Task instructions
Report the number of lines holding "before" in the material below, and nothing more.

Input for this task

··········

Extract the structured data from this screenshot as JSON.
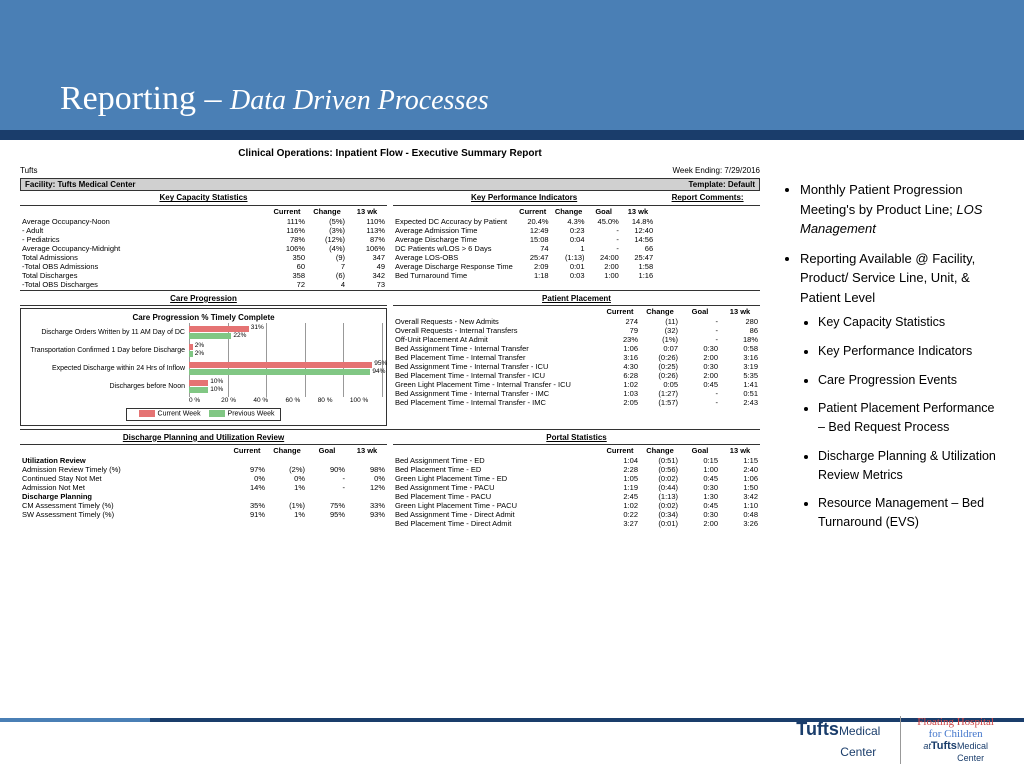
{
  "slide": {
    "title_main": "Reporting",
    "title_sep": " – ",
    "title_sub": "Data Driven Processes"
  },
  "report": {
    "title": "Clinical Operations: Inpatient Flow - Executive Summary Report",
    "org": "Tufts",
    "week_ending_label": "Week Ending: 7/29/2016",
    "facility_label": "Facility: Tufts Medical Center",
    "template_label": "Template: Default",
    "columns4": [
      "Current",
      "Change",
      "13 wk"
    ],
    "columns5": [
      "Current",
      "Change",
      "Goal",
      "13 wk"
    ],
    "sections": {
      "kcs": "Key Capacity Statistics",
      "kpi": "Key Performance Indicators",
      "comments": "Report Comments:",
      "care": "Care Progression",
      "placement": "Patient Placement",
      "dpur": "Discharge Planning and Utilization Review",
      "portal": "Portal Statistics"
    },
    "kcs_rows": [
      [
        "Average Occupancy-Noon",
        "111%",
        "(5%)",
        "110%"
      ],
      [
        "  - Adult",
        "116%",
        "(3%)",
        "113%"
      ],
      [
        "  - Pediatrics",
        "78%",
        "(12%)",
        "87%"
      ],
      [
        "Average Occupancy-Midnight",
        "106%",
        "(4%)",
        "106%"
      ],
      [
        "Total Admissions",
        "350",
        "(9)",
        "347"
      ],
      [
        "  -Total OBS Admissions",
        "60",
        "7",
        "49"
      ],
      [
        "Total Discharges",
        "358",
        "(6)",
        "342"
      ],
      [
        "  -Total OBS Discharges",
        "72",
        "4",
        "73"
      ]
    ],
    "kpi_rows": [
      [
        "Expected DC Accuracy by Patient",
        "20.4%",
        "4.3%",
        "45.0%",
        "14.8%"
      ],
      [
        "Average Admission Time",
        "12:49",
        "0:23",
        "-",
        "12:40"
      ],
      [
        "Average Discharge Time",
        "15:08",
        "0:04",
        "-",
        "14:56"
      ],
      [
        "DC Patients w/LOS > 6 Days",
        "74",
        "1",
        "-",
        "66"
      ],
      [
        "Average LOS-OBS",
        "25:47",
        "(1:13)",
        "24:00",
        "25:47"
      ],
      [
        "Average Discharge Response Time",
        "2:09",
        "0:01",
        "2:00",
        "1:58"
      ],
      [
        "Bed Turnaround Time",
        "1:18",
        "0:03",
        "1:00",
        "1:16"
      ]
    ],
    "care_chart": {
      "title": "Care Progression % Timely Complete",
      "x_ticks": [
        "0 %",
        "20 %",
        "40 %",
        "60 %",
        "80 %",
        "100 %"
      ],
      "bars": [
        {
          "label": "Discharge Orders Written by 11 AM Day of DC",
          "cur": 31,
          "prev": 22
        },
        {
          "label": "Transportation Confirmed 1 Day before Discharge",
          "cur": 2,
          "prev": 2
        },
        {
          "label": "Expected Discharge within 24 Hrs of Inflow",
          "cur": 95,
          "prev": 94
        },
        {
          "label": "Discharges before Noon",
          "cur": 10,
          "prev": 10
        }
      ],
      "legend_cur": "Current Week",
      "legend_prev": "Previous Week",
      "color_cur": "#e57373",
      "color_prev": "#81c784"
    },
    "placement_rows": [
      [
        "Overall Requests - New Admits",
        "274",
        "(11)",
        "-",
        "280"
      ],
      [
        "Overall Requests - Internal Transfers",
        "79",
        "(32)",
        "-",
        "86"
      ],
      [
        "Off-Unit Placement At Admit",
        "23%",
        "(1%)",
        "-",
        "18%"
      ],
      [
        "",
        "",
        "",
        "",
        ""
      ],
      [
        "Bed Assignment Time - Internal Transfer",
        "1:06",
        "0:07",
        "0:30",
        "0:58"
      ],
      [
        "Bed Placement Time - Internal Transfer",
        "3:16",
        "(0:26)",
        "2:00",
        "3:16"
      ],
      [
        "",
        "",
        "",
        "",
        ""
      ],
      [
        "Bed Assignment Time - Internal Transfer - ICU",
        "4:30",
        "(0:25)",
        "0:30",
        "3:19"
      ],
      [
        "Bed Placement Time - Internal Transfer - ICU",
        "6:28",
        "(0:26)",
        "2:00",
        "5:35"
      ],
      [
        "Green Light Placement Time - Internal Transfer - ICU",
        "1:02",
        "0:05",
        "0:45",
        "1:41"
      ],
      [
        "",
        "",
        "",
        "",
        ""
      ],
      [
        "Bed Assignment Time - Internal Transfer - IMC",
        "1:03",
        "(1:27)",
        "-",
        "0:51"
      ],
      [
        "Bed Placement Time - Internal Transfer - IMC",
        "2:05",
        "(1:57)",
        "-",
        "2:43"
      ]
    ],
    "util_header": "Utilization Review",
    "util_rows": [
      [
        "Admission Review Timely (%)",
        "97%",
        "(2%)",
        "90%",
        "98%"
      ],
      [
        "Continued Stay Not Met",
        "0%",
        "0%",
        "-",
        "0%"
      ],
      [
        "Admission Not Met",
        "14%",
        "1%",
        "-",
        "12%"
      ]
    ],
    "dp_header": "Discharge Planning",
    "dp_rows": [
      [
        "CM Assessment Timely (%)",
        "35%",
        "(1%)",
        "75%",
        "33%"
      ],
      [
        "SW Assessment Timely (%)",
        "91%",
        "1%",
        "95%",
        "93%"
      ]
    ],
    "portal_rows": [
      [
        "Bed Assignment Time - ED",
        "1:04",
        "(0:51)",
        "0:15",
        "1:15"
      ],
      [
        "Bed Placement Time - ED",
        "2:28",
        "(0:56)",
        "1:00",
        "2:40"
      ],
      [
        "Green Light Placement Time - ED",
        "1:05",
        "(0:02)",
        "0:45",
        "1:06"
      ],
      [
        "",
        "",
        "",
        "",
        ""
      ],
      [
        "Bed Assignment Time - PACU",
        "1:19",
        "(0:44)",
        "0:30",
        "1:50"
      ],
      [
        "Bed Placement Time - PACU",
        "2:45",
        "(1:13)",
        "1:30",
        "3:42"
      ],
      [
        "Green Light Placement Time - PACU",
        "1:02",
        "(0:02)",
        "0:45",
        "1:10"
      ],
      [
        "",
        "",
        "",
        "",
        ""
      ],
      [
        "Bed Assignment Time - Direct Admit",
        "0:22",
        "(0:34)",
        "0:30",
        "0:48"
      ],
      [
        "Bed Placement Time - Direct Admit",
        "3:27",
        "(0:01)",
        "2:00",
        "3:26"
      ]
    ]
  },
  "bullets": {
    "b1a": "Monthly Patient Progression Meeting's by Product Line; ",
    "b1b": "LOS Management",
    "b2": "Reporting Available @ Facility, Product/ Service Line, Unit, & Patient Level",
    "sub": [
      "Key Capacity Statistics",
      "Key Performance Indicators",
      "Care Progression Events",
      "Patient Placement Performance – Bed Request Process",
      "Discharge Planning & Utilization Review Metrics",
      "Resource Management – Bed Turnaround (EVS)"
    ]
  },
  "footer": {
    "logo1_a": "Tufts",
    "logo1_b": "Medical",
    "logo1_c": "Center",
    "logo2_a": "Floating Hospital",
    "logo2_b": "for Children",
    "logo2_c": "at",
    "logo2_d": "Tufts",
    "logo2_e": "Medical",
    "logo2_f": "Center"
  }
}
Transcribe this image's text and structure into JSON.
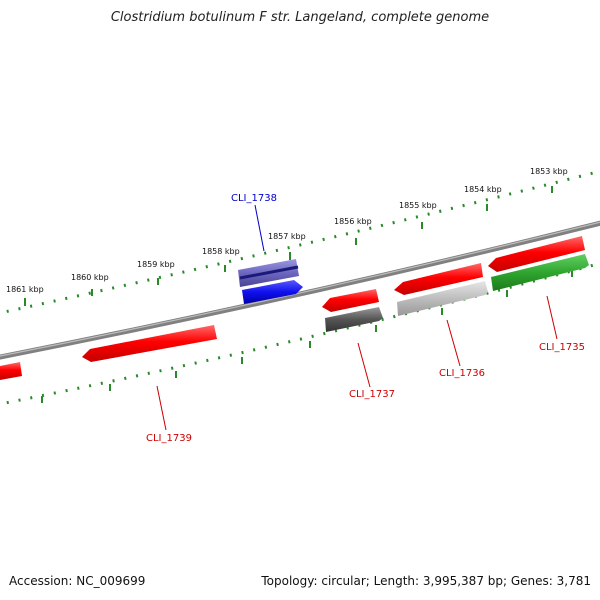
{
  "title": "Clostridium botulinum F str. Langeland, complete genome",
  "footer": {
    "accession": "Accession: NC_009699",
    "summary": "Topology: circular; Length: 3,995,387 bp; Genes: 3,781"
  },
  "colors": {
    "forward_gene": "#ff1a1a",
    "reverse_gene_gray": "#555555",
    "reverse_gene_light": "#bbbbbb",
    "green_gene": "#2fa52f",
    "blue_gene": "#1f1fe0",
    "purple_gene": "#7f78c8",
    "tick": "#2a8a2a",
    "backbone": "#888888",
    "label_red": "#cc0000",
    "label_blue": "#0000cc"
  },
  "scale_labels": [
    "1853 kbp",
    "1854 kbp",
    "1855 kbp",
    "1856 kbp",
    "1857 kbp",
    "1858 kbp",
    "1859 kbp",
    "1860 kbp",
    "1861 kbp"
  ],
  "gene_labels": [
    {
      "name": "CLI_1735",
      "color_key": "label_red"
    },
    {
      "name": "CLI_1736",
      "color_key": "label_red"
    },
    {
      "name": "CLI_1737",
      "color_key": "label_red"
    },
    {
      "name": "CLI_1738",
      "color_key": "label_blue"
    },
    {
      "name": "CLI_1739",
      "color_key": "label_red"
    }
  ]
}
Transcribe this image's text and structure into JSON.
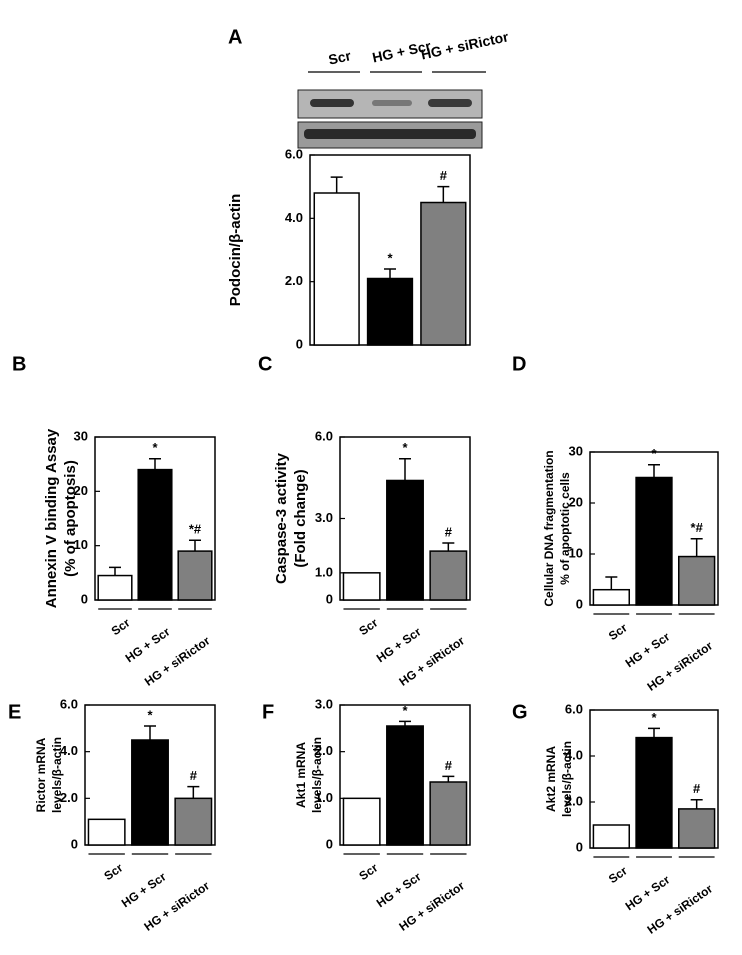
{
  "chart_data": [
    {
      "type": "bar",
      "panel_label": "A",
      "ylabel": [
        "Podocin/β-actin"
      ],
      "categories": [
        "Scr",
        "HG + Scr",
        "HG + siRictor"
      ],
      "values": [
        4.8,
        2.1,
        4.5
      ],
      "errors": [
        0.5,
        0.3,
        0.5
      ],
      "annotations": [
        null,
        "*",
        "#"
      ],
      "colors": [
        "#ffffff",
        "#000000",
        "#808080"
      ],
      "ylim": [
        0,
        6
      ],
      "yticks": [
        0,
        {
          "value": 2,
          "label": "2.0"
        },
        {
          "value": 4,
          "label": "4.0"
        },
        {
          "value": 6,
          "label": "6.0"
        }
      ]
    },
    {
      "type": "bar",
      "panel_label": "B",
      "ylabel": [
        "Annexin V binding Assay",
        "(% of apoptosis)"
      ],
      "categories": [
        "Scr",
        "HG + Scr",
        "HG + siRictor"
      ],
      "values": [
        4.5,
        24,
        9
      ],
      "errors": [
        1.5,
        2,
        2
      ],
      "annotations": [
        null,
        "*",
        "*#"
      ],
      "colors": [
        "#ffffff",
        "#000000",
        "#808080"
      ],
      "ylim": [
        0,
        30
      ],
      "yticks": [
        0,
        10,
        20,
        30
      ]
    },
    {
      "type": "bar",
      "panel_label": "C",
      "ylabel": [
        "Caspase-3 activity",
        "(Fold change)"
      ],
      "categories": [
        "Scr",
        "HG + Scr",
        "HG + siRictor"
      ],
      "values": [
        1.0,
        4.4,
        1.8
      ],
      "errors": [
        0,
        0.8,
        0.3
      ],
      "annotations": [
        null,
        "*",
        "#"
      ],
      "colors": [
        "#ffffff",
        "#000000",
        "#808080"
      ],
      "ylim": [
        0,
        6
      ],
      "yticks": [
        0,
        {
          "value": 1,
          "label": "1.0"
        },
        {
          "value": 3,
          "label": "3.0"
        },
        {
          "value": 6,
          "label": "6.0"
        }
      ]
    },
    {
      "type": "bar",
      "panel_label": "D",
      "ylabel": [
        "Cellular DNA fragmentation",
        "% of apoptotic cells"
      ],
      "categories": [
        "Scr",
        "HG + Scr",
        "HG + siRictor"
      ],
      "values": [
        3,
        25,
        9.5
      ],
      "errors": [
        2.5,
        2.5,
        3.5
      ],
      "annotations": [
        null,
        "*",
        "*#"
      ],
      "colors": [
        "#ffffff",
        "#000000",
        "#808080"
      ],
      "ylim": [
        0,
        30
      ],
      "yticks": [
        0,
        10,
        20,
        30
      ]
    },
    {
      "type": "bar",
      "panel_label": "E",
      "ylabel": [
        "Rictor mRNA",
        "levels/β-actin"
      ],
      "categories": [
        "Scr",
        "HG + Scr",
        "HG + siRictor"
      ],
      "values": [
        1.1,
        4.5,
        2.0
      ],
      "errors": [
        0,
        0.6,
        0.5
      ],
      "annotations": [
        null,
        "*",
        "#"
      ],
      "colors": [
        "#ffffff",
        "#000000",
        "#808080"
      ],
      "ylim": [
        0,
        6
      ],
      "yticks": [
        0,
        {
          "value": 2,
          "label": "2.0"
        },
        {
          "value": 4,
          "label": "4.0"
        },
        {
          "value": 6,
          "label": "6.0"
        }
      ]
    },
    {
      "type": "bar",
      "panel_label": "F",
      "ylabel": [
        "Akt1 mRNA",
        "levels/β-actin"
      ],
      "categories": [
        "Scr",
        "HG + Scr",
        "HG + siRictor"
      ],
      "values": [
        1.0,
        2.55,
        1.35
      ],
      "errors": [
        0,
        0.1,
        0.12
      ],
      "annotations": [
        null,
        "*",
        "#"
      ],
      "colors": [
        "#ffffff",
        "#000000",
        "#808080"
      ],
      "ylim": [
        0,
        3
      ],
      "yticks": [
        0,
        {
          "value": 1,
          "label": "1.0"
        },
        {
          "value": 2,
          "label": "2.0"
        },
        {
          "value": 3,
          "label": "3.0"
        }
      ]
    },
    {
      "type": "bar",
      "panel_label": "G",
      "ylabel": [
        "Akt2 mRNA",
        "levels/β-actin"
      ],
      "categories": [
        "Scr",
        "HG + Scr",
        "HG + siRictor"
      ],
      "values": [
        1.0,
        4.8,
        1.7
      ],
      "errors": [
        0,
        0.4,
        0.4
      ],
      "annotations": [
        null,
        "*",
        "#"
      ],
      "colors": [
        "#ffffff",
        "#000000",
        "#808080"
      ],
      "ylim": [
        0,
        6
      ],
      "yticks": [
        0,
        {
          "value": 2,
          "label": "2.0"
        },
        {
          "value": 4,
          "label": "4.0"
        },
        {
          "value": 6,
          "label": "6.0"
        }
      ]
    }
  ]
}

··········

The completed task
2